Exercise:
Select lines where the word "last" appears.

(Stored data)
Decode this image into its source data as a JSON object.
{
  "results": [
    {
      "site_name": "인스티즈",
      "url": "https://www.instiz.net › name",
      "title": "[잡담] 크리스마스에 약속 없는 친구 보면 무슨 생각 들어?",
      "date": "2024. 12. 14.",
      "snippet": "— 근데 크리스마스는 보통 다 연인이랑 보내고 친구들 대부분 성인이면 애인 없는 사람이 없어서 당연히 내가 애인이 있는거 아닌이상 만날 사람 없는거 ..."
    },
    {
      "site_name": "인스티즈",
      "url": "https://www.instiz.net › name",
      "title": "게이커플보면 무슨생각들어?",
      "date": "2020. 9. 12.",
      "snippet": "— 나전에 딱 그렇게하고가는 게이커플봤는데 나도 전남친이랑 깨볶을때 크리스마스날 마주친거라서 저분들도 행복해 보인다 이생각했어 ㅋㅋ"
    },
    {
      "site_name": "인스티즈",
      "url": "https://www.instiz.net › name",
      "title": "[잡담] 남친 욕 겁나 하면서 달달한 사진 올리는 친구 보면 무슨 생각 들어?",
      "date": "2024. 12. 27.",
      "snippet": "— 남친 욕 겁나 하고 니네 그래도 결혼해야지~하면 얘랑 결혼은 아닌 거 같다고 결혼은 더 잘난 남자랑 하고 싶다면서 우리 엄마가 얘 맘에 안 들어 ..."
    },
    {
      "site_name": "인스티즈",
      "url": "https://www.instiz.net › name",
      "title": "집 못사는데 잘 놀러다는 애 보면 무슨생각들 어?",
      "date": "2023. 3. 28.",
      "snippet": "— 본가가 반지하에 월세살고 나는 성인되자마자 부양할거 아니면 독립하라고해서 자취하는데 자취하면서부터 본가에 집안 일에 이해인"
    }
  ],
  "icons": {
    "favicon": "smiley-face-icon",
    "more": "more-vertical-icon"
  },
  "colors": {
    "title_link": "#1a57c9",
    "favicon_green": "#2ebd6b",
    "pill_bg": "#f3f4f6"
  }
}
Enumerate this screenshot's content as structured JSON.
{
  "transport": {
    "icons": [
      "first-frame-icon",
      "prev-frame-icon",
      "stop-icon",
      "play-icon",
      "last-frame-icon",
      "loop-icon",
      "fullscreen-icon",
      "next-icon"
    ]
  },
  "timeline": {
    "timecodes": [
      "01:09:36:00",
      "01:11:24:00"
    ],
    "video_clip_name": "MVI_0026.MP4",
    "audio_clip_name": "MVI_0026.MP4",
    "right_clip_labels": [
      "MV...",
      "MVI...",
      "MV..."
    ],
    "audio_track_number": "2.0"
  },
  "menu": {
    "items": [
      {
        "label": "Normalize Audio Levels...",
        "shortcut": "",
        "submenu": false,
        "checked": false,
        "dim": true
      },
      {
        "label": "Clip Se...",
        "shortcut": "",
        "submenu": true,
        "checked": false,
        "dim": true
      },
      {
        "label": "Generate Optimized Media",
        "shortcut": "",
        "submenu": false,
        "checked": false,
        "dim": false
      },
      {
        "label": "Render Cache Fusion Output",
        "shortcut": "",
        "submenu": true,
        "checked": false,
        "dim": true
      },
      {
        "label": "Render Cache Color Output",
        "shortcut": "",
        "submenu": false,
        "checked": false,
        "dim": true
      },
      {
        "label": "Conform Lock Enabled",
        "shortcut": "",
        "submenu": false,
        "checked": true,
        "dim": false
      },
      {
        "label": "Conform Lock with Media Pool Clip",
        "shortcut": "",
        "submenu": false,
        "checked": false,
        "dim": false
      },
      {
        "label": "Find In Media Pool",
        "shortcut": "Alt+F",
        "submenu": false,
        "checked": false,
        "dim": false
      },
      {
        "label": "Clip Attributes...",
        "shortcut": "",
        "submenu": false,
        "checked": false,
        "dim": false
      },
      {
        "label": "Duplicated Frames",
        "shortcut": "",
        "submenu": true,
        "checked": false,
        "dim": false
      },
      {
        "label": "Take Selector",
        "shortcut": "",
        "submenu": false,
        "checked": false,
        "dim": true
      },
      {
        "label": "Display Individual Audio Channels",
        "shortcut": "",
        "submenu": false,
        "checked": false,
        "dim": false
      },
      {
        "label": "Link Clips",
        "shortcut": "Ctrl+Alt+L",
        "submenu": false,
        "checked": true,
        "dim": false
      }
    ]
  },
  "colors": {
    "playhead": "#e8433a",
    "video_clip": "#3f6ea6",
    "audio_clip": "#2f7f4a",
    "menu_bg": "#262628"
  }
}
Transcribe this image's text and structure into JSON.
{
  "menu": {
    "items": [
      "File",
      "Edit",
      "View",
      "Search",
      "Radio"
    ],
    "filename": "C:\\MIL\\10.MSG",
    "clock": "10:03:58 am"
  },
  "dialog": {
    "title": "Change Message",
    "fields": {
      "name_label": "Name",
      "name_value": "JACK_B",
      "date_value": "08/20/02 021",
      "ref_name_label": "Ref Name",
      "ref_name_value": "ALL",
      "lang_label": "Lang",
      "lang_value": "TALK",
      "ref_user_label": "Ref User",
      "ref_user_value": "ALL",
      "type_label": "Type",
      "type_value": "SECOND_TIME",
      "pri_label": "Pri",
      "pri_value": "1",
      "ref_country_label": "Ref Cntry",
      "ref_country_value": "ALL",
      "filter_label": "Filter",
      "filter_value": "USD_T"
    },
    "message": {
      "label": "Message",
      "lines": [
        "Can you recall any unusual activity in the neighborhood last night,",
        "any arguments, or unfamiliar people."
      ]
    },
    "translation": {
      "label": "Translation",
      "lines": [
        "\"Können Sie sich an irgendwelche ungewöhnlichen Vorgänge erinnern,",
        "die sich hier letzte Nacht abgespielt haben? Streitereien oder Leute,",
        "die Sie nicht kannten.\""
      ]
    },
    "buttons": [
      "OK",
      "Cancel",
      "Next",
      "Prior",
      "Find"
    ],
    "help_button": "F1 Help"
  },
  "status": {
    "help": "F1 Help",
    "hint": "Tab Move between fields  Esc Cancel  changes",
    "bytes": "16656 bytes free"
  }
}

Output for this exercise:
      "last-frame-icon",
        "Can you recall any unusual activity in the neighborhood last night,",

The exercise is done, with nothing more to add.